◆ **Provided data**
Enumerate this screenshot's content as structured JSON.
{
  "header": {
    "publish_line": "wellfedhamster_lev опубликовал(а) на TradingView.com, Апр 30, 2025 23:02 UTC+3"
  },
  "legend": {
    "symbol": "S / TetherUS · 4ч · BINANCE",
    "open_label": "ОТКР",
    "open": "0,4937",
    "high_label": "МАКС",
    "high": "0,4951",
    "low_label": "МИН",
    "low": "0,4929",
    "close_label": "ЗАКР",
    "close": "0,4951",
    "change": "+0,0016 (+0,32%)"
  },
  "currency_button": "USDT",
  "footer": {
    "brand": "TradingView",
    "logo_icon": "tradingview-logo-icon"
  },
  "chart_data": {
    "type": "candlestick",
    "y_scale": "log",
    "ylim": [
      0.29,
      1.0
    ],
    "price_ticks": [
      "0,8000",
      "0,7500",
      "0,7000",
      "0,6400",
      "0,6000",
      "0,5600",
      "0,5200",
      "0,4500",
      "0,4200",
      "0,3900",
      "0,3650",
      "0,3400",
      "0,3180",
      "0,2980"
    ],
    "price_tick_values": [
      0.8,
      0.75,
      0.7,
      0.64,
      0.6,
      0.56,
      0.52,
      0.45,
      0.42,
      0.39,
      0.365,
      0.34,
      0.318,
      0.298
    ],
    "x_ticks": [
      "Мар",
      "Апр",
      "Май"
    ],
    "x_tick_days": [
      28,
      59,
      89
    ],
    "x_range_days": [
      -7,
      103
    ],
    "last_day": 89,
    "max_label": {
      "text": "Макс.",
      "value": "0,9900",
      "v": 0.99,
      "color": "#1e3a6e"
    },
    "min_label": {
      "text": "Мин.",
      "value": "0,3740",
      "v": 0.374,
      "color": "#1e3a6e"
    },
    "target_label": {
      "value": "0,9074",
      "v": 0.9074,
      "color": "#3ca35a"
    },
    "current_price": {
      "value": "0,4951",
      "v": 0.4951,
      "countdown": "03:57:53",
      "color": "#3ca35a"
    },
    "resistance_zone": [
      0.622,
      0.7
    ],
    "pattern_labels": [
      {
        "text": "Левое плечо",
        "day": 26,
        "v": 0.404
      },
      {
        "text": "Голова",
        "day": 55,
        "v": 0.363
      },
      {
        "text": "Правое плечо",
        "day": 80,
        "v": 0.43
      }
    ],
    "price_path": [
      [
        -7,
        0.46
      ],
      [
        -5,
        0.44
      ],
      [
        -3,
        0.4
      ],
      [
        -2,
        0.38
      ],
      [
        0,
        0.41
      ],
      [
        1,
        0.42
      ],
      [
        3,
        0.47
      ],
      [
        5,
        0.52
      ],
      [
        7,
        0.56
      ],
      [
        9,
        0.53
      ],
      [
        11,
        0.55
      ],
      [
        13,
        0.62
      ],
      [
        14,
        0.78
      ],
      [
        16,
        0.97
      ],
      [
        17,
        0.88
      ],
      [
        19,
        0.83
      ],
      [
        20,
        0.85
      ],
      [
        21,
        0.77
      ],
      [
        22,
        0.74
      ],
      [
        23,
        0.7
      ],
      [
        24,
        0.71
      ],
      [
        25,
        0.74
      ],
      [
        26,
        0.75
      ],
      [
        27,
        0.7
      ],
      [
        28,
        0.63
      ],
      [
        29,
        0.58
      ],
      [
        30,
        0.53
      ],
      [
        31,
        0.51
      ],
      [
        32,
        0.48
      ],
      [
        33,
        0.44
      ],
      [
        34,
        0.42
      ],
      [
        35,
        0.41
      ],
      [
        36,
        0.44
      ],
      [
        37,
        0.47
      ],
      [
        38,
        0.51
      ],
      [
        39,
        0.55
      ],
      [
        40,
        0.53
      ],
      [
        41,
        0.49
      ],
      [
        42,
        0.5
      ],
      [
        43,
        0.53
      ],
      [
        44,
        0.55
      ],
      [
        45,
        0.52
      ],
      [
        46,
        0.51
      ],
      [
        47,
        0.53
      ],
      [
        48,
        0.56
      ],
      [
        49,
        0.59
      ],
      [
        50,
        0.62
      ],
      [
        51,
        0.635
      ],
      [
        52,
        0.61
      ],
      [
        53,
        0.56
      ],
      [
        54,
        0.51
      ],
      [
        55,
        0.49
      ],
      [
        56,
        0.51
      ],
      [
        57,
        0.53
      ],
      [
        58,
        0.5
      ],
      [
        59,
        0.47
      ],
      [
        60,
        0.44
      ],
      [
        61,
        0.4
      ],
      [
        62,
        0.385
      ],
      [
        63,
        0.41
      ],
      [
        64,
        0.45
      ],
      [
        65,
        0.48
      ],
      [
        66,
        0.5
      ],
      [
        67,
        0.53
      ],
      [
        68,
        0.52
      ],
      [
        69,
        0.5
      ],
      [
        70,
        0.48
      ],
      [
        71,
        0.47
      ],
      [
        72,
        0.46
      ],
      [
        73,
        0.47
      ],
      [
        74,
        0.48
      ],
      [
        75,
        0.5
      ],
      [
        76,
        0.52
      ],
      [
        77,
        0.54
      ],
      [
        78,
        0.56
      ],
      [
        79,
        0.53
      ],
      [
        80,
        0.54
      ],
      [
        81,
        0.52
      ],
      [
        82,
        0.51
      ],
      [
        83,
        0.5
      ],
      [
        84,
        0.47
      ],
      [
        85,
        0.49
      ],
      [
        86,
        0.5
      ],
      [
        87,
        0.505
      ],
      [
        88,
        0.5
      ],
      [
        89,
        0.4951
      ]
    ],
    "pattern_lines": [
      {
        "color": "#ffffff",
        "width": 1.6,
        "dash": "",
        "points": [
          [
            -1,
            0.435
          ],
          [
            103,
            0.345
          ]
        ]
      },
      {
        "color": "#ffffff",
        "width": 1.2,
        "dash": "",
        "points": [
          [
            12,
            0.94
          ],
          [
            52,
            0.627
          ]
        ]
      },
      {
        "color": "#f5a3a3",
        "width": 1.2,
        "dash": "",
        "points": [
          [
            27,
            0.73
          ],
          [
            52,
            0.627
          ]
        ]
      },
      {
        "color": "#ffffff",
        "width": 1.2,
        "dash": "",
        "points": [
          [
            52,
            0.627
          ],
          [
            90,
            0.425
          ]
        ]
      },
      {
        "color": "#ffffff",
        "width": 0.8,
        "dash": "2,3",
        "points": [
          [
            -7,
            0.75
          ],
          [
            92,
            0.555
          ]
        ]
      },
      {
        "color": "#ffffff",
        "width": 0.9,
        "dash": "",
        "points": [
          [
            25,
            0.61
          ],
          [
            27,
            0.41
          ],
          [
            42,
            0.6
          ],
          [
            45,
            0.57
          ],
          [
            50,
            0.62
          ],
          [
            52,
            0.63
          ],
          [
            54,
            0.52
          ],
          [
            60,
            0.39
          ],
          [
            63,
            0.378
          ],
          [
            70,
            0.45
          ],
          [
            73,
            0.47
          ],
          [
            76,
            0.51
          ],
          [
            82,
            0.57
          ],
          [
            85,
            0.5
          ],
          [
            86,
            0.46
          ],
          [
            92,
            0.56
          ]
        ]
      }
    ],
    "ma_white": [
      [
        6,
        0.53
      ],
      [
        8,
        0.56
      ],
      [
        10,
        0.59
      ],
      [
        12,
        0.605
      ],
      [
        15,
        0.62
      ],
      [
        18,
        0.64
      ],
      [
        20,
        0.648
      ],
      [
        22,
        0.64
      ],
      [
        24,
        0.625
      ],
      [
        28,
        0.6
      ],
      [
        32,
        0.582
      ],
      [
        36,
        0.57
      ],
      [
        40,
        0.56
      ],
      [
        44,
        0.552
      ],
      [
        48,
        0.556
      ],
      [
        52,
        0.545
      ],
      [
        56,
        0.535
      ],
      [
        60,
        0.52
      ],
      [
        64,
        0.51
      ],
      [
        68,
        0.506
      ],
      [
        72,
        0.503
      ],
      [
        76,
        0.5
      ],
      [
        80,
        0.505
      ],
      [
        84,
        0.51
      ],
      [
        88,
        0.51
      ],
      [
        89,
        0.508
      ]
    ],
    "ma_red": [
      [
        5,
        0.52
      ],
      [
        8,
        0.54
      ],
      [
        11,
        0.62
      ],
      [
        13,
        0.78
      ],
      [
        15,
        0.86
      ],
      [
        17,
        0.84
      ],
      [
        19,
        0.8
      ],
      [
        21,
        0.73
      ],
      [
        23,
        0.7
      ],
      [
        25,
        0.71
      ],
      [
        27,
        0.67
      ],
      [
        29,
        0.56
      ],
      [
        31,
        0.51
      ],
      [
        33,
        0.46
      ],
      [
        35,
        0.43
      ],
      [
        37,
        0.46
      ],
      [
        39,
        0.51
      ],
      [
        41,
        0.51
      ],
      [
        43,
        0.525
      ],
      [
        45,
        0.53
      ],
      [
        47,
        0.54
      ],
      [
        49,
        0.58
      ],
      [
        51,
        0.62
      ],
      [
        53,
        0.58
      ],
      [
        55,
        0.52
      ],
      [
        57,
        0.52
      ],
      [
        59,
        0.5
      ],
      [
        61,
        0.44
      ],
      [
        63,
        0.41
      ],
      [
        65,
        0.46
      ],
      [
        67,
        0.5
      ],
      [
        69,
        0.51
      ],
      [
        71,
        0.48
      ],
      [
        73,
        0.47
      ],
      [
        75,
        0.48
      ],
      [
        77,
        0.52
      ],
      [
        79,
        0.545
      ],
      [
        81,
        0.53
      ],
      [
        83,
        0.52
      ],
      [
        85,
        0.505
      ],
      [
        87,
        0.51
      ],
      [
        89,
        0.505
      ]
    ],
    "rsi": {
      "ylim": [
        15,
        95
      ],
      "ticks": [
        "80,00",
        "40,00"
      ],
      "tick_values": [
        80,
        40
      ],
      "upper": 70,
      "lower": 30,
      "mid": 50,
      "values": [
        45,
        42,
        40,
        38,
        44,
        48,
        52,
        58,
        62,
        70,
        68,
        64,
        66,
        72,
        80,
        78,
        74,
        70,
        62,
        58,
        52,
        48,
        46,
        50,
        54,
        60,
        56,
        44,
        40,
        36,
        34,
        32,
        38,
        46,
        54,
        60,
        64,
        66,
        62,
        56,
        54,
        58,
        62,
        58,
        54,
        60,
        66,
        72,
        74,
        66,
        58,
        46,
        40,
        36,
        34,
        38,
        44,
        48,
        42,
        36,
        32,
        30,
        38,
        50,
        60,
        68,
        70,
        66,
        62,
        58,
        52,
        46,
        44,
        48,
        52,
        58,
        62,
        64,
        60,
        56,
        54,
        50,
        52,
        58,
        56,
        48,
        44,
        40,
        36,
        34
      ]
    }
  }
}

◆ **What to work on**
Among the lines above, count those containing the word "text" and give nothing but the result.

◆ **Response below**
5